▶ _WORK TO BE COMPLETED_: Find the word "Erweiterung" in the listing below. Copy every line that has it.

[[ DATA PROVIDED, beginning ]]

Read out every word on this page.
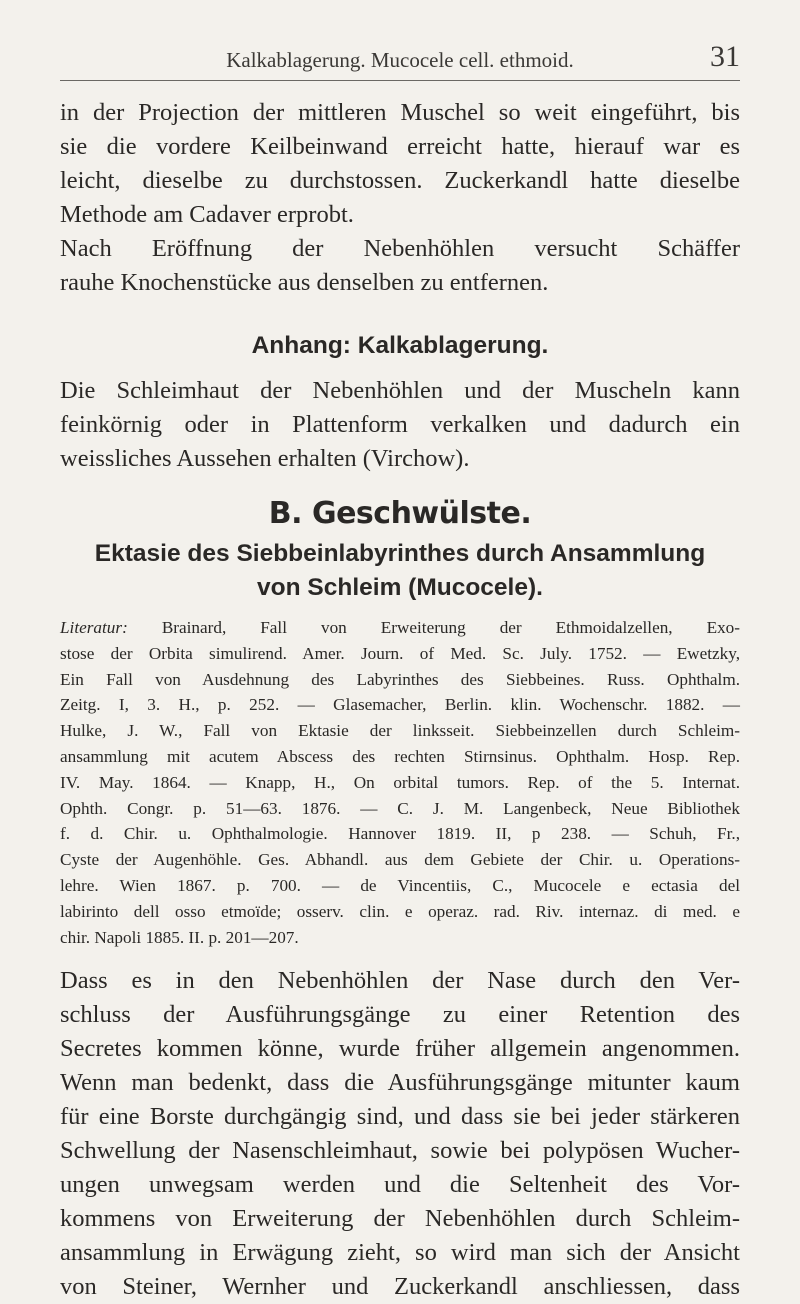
Kalkablagerung. Mucocele cell. ethmoid.	31

in der Projection der mittleren Muschel so weit eingeführt, bis
sie die vordere Keilbeinwand erreicht hatte, hierauf war es
leicht, dieselbe zu durchstossen. Zuckerkandl hatte dieselbe
Methode am Cadaver erprobt.

Nach Eröffnung der Nebenhöhlen versucht Schäffer
rauhe Knochenstücke aus denselben zu entfernen.

Anhang: Kalkablagerung.

Die Schleimhaut der Nebenhöhlen und der Muscheln kann
feinkörnig oder in Plattenform verkalken und dadurch ein
weissliches Aussehen erhalten (Virchow).

B. Geschwülste.

Ektasie des Siebbeinlabyrinthes durch Ansammlung
von Schleim (Mucocele).

Literatur: Brainard, Fall von Erweiterung der Ethmoidalzellen, Exo-
stose der Orbita simulirend. Amer. Journ. of Med. Sc. July. 1752. — Ewetzky,
Ein Fall von Ausdehnung des Labyrinthes des Siebbeines. Russ. Ophthalm.
Zeitg. I, 3. H., p. 252. — Glasemacher, Berlin. klin. Wochenschr. 1882. —
Hulke, J. W., Fall von Ektasie der linksseit. Siebbeinzellen durch Schleim-
ansammlung mit acutem Abscess des rechten Stirnsinus. Ophthalm. Hosp. Rep.
IV. May. 1864. — Knapp, H., On orbital tumors. Rep. of the 5. Internat.
Ophth. Congr. p. 51—63. 1876. — C. J. M. Langenbeck, Neue Bibliothek
f. d. Chir. u. Ophthalmologie. Hannover 1819. II, p 238. — Schuh, Fr.,
Cyste der Augenhöhle. Ges. Abhandl. aus dem Gebiete der Chir. u. Operations-
lehre. Wien 1867. p. 700. — de Vincentiis, C., Mucocele e ectasia del
labirinto dell osso etmoïde; osserv. clin. e operaz. rad. Riv. internaz. di med. e
chir. Napoli 1885. II. p. 201—207.

Dass es in den Nebenhöhlen der Nase durch den Ver-
schluss der Ausführungsgänge zu einer Retention des
Secretes kommen könne, wurde früher allgemein angenommen.
Wenn man bedenkt, dass die Ausführungsgänge mitunter kaum
für eine Borste durchgängig sind, und dass sie bei jeder stärkeren
Schwellung der Nasenschleimhaut, sowie bei polypösen Wucher-
ungen unwegsam werden und die Seltenheit des Vor-
kommens von Erweiterung der Nebenhöhlen durch Schleim-
ansammlung in Erwägung zieht, so wird man sich der Ansicht
von Steiner, Wernher und Zuckerkandl anschliessen, dass
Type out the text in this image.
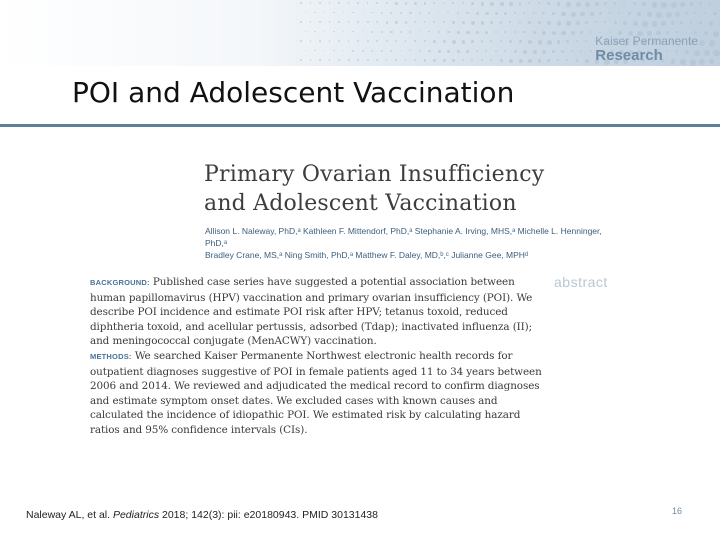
Kaiser Permanente
Research
POI and Adolescent Vaccination
Primary Ovarian Insufficiency
and Adolescent Vaccination
Allison L. Naleway, PhD,ᵃ Kathleen F. Mittendorf, PhD,ᵃ Stephanie A. Irving, MHS,ᵃ Michelle L. Henninger, PhD,ᵃ
Bradley Crane, MS,ᵃ Ning Smith, PhD,ᵃ Matthew F. Daley, MD,ᵇ,ᶜ Julianne Gee, MPHᵈ
abstract
BACKGROUND: Published case series have suggested a potential association between human papillomavirus (HPV) vaccination and primary ovarian insufficiency (POI). We describe POI incidence and estimate POI risk after HPV; tetanus toxoid, reduced diphtheria toxoid, and acellular pertussis, adsorbed (Tdap); inactivated influenza (II); and meningococcal conjugate (MenACWY) vaccination.
METHODS: We searched Kaiser Permanente Northwest electronic health records for outpatient diagnoses suggestive of POI in female patients aged 11 to 34 years between 2006 and 2014. We reviewed and adjudicated the medical record to confirm diagnoses and estimate symptom onset dates. We excluded cases with known causes and calculated the incidence of idiopathic POI. We estimated risk by calculating hazard ratios and 95% confidence intervals (CIs).
Naleway AL, et al. Pediatrics 2018; 142(3): pii: e20180943. PMID 30131438	16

[[ DATA PROVIDED, end ]]

▶ _RESULT OF THE TASK_:
Literatur: Brainard, Fall von Erweiterung der Ethmoidalzellen, Exo-
kommens von Erweiterung der Nebenhöhlen durch Schleim-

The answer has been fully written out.